WHAT IS REQUIRED: Each record below must be returned exactly as shown.

SUPPLIED ENTRIES:
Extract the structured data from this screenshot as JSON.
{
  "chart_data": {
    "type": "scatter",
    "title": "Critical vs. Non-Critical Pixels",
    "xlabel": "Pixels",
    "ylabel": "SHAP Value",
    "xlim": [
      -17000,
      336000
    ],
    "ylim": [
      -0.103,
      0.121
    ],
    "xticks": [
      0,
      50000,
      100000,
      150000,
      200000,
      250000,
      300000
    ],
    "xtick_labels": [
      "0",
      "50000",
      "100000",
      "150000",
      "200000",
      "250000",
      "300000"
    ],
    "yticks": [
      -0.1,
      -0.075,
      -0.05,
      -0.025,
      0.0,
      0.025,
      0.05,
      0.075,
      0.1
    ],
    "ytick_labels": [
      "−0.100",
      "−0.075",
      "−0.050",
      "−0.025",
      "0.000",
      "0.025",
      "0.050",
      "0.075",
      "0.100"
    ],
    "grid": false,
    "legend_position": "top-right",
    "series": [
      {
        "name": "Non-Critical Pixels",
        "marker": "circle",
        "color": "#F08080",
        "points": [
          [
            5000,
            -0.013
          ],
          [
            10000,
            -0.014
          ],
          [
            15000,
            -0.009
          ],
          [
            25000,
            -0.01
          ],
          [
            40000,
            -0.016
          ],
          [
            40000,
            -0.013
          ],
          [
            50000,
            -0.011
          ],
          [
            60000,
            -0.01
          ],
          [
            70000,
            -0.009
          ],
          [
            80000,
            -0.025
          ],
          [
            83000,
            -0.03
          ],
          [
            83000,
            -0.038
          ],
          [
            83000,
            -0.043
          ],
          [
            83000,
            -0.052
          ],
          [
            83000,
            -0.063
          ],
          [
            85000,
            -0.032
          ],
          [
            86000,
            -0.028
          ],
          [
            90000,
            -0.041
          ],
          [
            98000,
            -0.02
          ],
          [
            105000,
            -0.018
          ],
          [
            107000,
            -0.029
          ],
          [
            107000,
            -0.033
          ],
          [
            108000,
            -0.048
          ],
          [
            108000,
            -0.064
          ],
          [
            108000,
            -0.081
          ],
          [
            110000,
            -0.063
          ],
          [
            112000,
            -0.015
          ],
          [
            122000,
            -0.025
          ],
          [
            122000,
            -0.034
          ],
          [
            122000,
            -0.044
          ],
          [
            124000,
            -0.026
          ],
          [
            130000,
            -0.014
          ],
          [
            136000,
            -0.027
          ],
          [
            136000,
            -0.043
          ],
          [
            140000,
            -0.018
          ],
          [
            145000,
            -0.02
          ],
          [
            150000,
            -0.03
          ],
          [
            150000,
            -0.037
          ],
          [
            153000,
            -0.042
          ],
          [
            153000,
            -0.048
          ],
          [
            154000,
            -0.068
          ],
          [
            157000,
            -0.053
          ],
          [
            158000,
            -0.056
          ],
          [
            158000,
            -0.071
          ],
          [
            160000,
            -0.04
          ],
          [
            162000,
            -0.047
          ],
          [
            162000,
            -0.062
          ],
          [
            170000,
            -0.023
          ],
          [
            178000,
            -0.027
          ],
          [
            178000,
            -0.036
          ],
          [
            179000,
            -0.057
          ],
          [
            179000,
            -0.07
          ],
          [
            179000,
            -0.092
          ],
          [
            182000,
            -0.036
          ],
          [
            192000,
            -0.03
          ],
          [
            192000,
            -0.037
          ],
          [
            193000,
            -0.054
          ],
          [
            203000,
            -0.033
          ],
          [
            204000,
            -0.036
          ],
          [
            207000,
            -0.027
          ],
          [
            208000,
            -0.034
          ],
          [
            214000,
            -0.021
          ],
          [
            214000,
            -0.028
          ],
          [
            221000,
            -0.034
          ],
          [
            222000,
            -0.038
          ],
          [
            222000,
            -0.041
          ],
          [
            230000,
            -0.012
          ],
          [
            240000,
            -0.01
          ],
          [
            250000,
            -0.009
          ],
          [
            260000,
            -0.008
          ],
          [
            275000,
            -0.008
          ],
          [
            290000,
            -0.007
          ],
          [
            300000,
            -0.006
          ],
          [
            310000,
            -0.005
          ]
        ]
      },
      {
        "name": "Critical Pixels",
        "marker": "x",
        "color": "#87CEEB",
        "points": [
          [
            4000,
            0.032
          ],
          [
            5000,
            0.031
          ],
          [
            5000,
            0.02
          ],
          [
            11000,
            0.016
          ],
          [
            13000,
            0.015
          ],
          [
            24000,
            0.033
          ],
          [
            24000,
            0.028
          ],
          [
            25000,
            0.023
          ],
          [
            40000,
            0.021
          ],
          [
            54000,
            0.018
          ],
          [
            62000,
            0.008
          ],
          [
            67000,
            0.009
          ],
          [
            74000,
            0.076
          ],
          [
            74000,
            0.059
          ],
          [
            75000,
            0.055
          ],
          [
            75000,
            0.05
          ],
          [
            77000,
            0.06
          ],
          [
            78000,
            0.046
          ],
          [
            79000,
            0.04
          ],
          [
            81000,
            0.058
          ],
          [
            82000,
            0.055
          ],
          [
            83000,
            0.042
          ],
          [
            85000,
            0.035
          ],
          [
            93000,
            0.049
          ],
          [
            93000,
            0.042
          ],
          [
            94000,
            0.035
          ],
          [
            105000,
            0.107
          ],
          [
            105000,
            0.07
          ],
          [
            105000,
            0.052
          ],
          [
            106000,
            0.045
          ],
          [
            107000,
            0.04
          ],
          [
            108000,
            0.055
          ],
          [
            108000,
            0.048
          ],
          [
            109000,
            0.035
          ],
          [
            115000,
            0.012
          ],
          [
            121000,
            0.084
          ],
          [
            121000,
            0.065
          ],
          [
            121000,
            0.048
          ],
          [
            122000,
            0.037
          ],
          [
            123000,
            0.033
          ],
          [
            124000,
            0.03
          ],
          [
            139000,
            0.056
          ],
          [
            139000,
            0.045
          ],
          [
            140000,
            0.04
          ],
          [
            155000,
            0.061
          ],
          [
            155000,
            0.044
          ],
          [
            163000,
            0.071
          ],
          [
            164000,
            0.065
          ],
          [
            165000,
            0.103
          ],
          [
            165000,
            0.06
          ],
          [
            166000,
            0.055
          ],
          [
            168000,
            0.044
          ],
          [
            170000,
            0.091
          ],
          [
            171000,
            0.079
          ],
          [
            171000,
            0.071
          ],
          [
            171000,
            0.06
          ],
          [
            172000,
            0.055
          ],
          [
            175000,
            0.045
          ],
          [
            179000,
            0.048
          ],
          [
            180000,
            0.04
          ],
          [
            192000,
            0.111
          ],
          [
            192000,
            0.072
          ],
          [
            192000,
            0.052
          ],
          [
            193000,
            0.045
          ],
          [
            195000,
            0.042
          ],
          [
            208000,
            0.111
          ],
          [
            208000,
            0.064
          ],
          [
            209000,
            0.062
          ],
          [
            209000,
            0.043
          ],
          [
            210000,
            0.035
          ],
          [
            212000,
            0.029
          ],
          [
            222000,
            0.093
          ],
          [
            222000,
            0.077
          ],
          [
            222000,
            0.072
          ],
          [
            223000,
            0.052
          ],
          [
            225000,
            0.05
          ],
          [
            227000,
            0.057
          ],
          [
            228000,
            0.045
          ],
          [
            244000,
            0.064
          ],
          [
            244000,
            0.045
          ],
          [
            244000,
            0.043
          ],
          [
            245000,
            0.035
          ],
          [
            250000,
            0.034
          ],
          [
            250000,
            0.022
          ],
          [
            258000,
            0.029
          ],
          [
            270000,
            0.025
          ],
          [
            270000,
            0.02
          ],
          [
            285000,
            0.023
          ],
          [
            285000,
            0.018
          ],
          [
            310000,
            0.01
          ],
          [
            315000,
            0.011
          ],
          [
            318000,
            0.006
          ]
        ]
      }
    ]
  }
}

TASK ANSWER:
Extract the structured data from this screenshot as JSON.
{
  "chart_data": {
    "type": "scatter",
    "title": "Critical vs. Non-Critical Pixels",
    "xlabel": "Pixels",
    "ylabel": "SHAP Value",
    "xlim": [
      -17000,
      336000
    ],
    "ylim": [
      -0.103,
      0.121
    ],
    "xticks": [
      0,
      50000,
      100000,
      150000,
      200000,
      250000,
      300000
    ],
    "xtick_labels": [
      "0",
      "50000",
      "100000",
      "150000",
      "200000",
      "250000",
      "300000"
    ],
    "yticks": [
      -0.1,
      -0.075,
      -0.05,
      -0.025,
      0.0,
      0.025,
      0.05,
      0.075,
      0.1
    ],
    "ytick_labels": [
      "−0.100",
      "−0.075",
      "−0.050",
      "−0.025",
      "0.000",
      "0.025",
      "0.050",
      "0.075",
      "0.100"
    ],
    "grid": false,
    "legend_position": "top-right",
    "series": [
      {
        "name": "Non-Critical Pixels",
        "marker": "circle",
        "color": "#F08080",
        "points": [
          [
            5000,
            -0.013
          ],
          [
            10000,
            -0.014
          ],
          [
            15000,
            -0.009
          ],
          [
            25000,
            -0.01
          ],
          [
            40000,
            -0.016
          ],
          [
            40000,
            -0.013
          ],
          [
            50000,
            -0.011
          ],
          [
            60000,
            -0.01
          ],
          [
            70000,
            -0.009
          ],
          [
            80000,
            -0.025
          ],
          [
            83000,
            -0.03
          ],
          [
            83000,
            -0.038
          ],
          [
            83000,
            -0.043
          ],
          [
            83000,
            -0.052
          ],
          [
            83000,
            -0.063
          ],
          [
            85000,
            -0.032
          ],
          [
            86000,
            -0.028
          ],
          [
            90000,
            -0.041
          ],
          [
            98000,
            -0.02
          ],
          [
            105000,
            -0.018
          ],
          [
            107000,
            -0.029
          ],
          [
            107000,
            -0.033
          ],
          [
            108000,
            -0.048
          ],
          [
            108000,
            -0.064
          ],
          [
            108000,
            -0.081
          ],
          [
            110000,
            -0.063
          ],
          [
            112000,
            -0.015
          ],
          [
            122000,
            -0.025
          ],
          [
            122000,
            -0.034
          ],
          [
            122000,
            -0.044
          ],
          [
            124000,
            -0.026
          ],
          [
            130000,
            -0.014
          ],
          [
            136000,
            -0.027
          ],
          [
            136000,
            -0.043
          ],
          [
            140000,
            -0.018
          ],
          [
            145000,
            -0.02
          ],
          [
            150000,
            -0.03
          ],
          [
            150000,
            -0.037
          ],
          [
            153000,
            -0.042
          ],
          [
            153000,
            -0.048
          ],
          [
            154000,
            -0.068
          ],
          [
            157000,
            -0.053
          ],
          [
            158000,
            -0.056
          ],
          [
            158000,
            -0.071
          ],
          [
            160000,
            -0.04
          ],
          [
            162000,
            -0.047
          ],
          [
            162000,
            -0.062
          ],
          [
            170000,
            -0.023
          ],
          [
            178000,
            -0.027
          ],
          [
            178000,
            -0.036
          ],
          [
            179000,
            -0.057
          ],
          [
            179000,
            -0.07
          ],
          [
            179000,
            -0.092
          ],
          [
            182000,
            -0.036
          ],
          [
            192000,
            -0.03
          ],
          [
            192000,
            -0.037
          ],
          [
            193000,
            -0.054
          ],
          [
            203000,
            -0.033
          ],
          [
            204000,
            -0.036
          ],
          [
            207000,
            -0.027
          ],
          [
            208000,
            -0.034
          ],
          [
            214000,
            -0.021
          ],
          [
            214000,
            -0.028
          ],
          [
            221000,
            -0.034
          ],
          [
            222000,
            -0.038
          ],
          [
            222000,
            -0.041
          ],
          [
            230000,
            -0.012
          ],
          [
            240000,
            -0.01
          ],
          [
            250000,
            -0.009
          ],
          [
            260000,
            -0.008
          ],
          [
            275000,
            -0.008
          ],
          [
            290000,
            -0.007
          ],
          [
            300000,
            -0.006
          ],
          [
            310000,
            -0.005
          ]
        ]
      },
      {
        "name": "Critical Pixels",
        "marker": "x",
        "color": "#87CEEB",
        "points": [
          [
            4000,
            0.032
          ],
          [
            5000,
            0.031
          ],
          [
            5000,
            0.02
          ],
          [
            11000,
            0.016
          ],
          [
            13000,
            0.015
          ],
          [
            24000,
            0.033
          ],
          [
            24000,
            0.028
          ],
          [
            25000,
            0.023
          ],
          [
            40000,
            0.021
          ],
          [
            54000,
            0.018
          ],
          [
            62000,
            0.008
          ],
          [
            67000,
            0.009
          ],
          [
            74000,
            0.076
          ],
          [
            74000,
            0.059
          ],
          [
            75000,
            0.055
          ],
          [
            75000,
            0.05
          ],
          [
            77000,
            0.06
          ],
          [
            78000,
            0.046
          ],
          [
            79000,
            0.04
          ],
          [
            81000,
            0.058
          ],
          [
            82000,
            0.055
          ],
          [
            83000,
            0.042
          ],
          [
            85000,
            0.035
          ],
          [
            93000,
            0.049
          ],
          [
            93000,
            0.042
          ],
          [
            94000,
            0.035
          ],
          [
            105000,
            0.107
          ],
          [
            105000,
            0.07
          ],
          [
            105000,
            0.052
          ],
          [
            106000,
            0.045
          ],
          [
            107000,
            0.04
          ],
          [
            108000,
            0.055
          ],
          [
            108000,
            0.048
          ],
          [
            109000,
            0.035
          ],
          [
            115000,
            0.012
          ],
          [
            121000,
            0.084
          ],
          [
            121000,
            0.065
          ],
          [
            121000,
            0.048
          ],
          [
            122000,
            0.037
          ],
          [
            123000,
            0.033
          ],
          [
            124000,
            0.03
          ],
          [
            139000,
            0.056
          ],
          [
            139000,
            0.045
          ],
          [
            140000,
            0.04
          ],
          [
            155000,
            0.061
          ],
          [
            155000,
            0.044
          ],
          [
            163000,
            0.071
          ],
          [
            164000,
            0.065
          ],
          [
            165000,
            0.103
          ],
          [
            165000,
            0.06
          ],
          [
            166000,
            0.055
          ],
          [
            168000,
            0.044
          ],
          [
            170000,
            0.091
          ],
          [
            171000,
            0.079
          ],
          [
            171000,
            0.071
          ],
          [
            171000,
            0.06
          ],
          [
            172000,
            0.055
          ],
          [
            175000,
            0.045
          ],
          [
            179000,
            0.048
          ],
          [
            180000,
            0.04
          ],
          [
            192000,
            0.111
          ],
          [
            192000,
            0.072
          ],
          [
            192000,
            0.052
          ],
          [
            193000,
            0.045
          ],
          [
            195000,
            0.042
          ],
          [
            208000,
            0.111
          ],
          [
            208000,
            0.064
          ],
          [
            209000,
            0.062
          ],
          [
            209000,
            0.043
          ],
          [
            210000,
            0.035
          ],
          [
            212000,
            0.029
          ],
          [
            222000,
            0.093
          ],
          [
            222000,
            0.077
          ],
          [
            222000,
            0.072
          ],
          [
            223000,
            0.052
          ],
          [
            225000,
            0.05
          ],
          [
            227000,
            0.057
          ],
          [
            228000,
            0.045
          ],
          [
            244000,
            0.064
          ],
          [
            244000,
            0.045
          ],
          [
            244000,
            0.043
          ],
          [
            245000,
            0.035
          ],
          [
            250000,
            0.034
          ],
          [
            250000,
            0.022
          ],
          [
            258000,
            0.029
          ],
          [
            270000,
            0.025
          ],
          [
            270000,
            0.02
          ],
          [
            285000,
            0.023
          ],
          [
            285000,
            0.018
          ],
          [
            310000,
            0.01
          ],
          [
            315000,
            0.011
          ],
          [
            318000,
            0.006
          ]
        ]
      }
    ]
  }
}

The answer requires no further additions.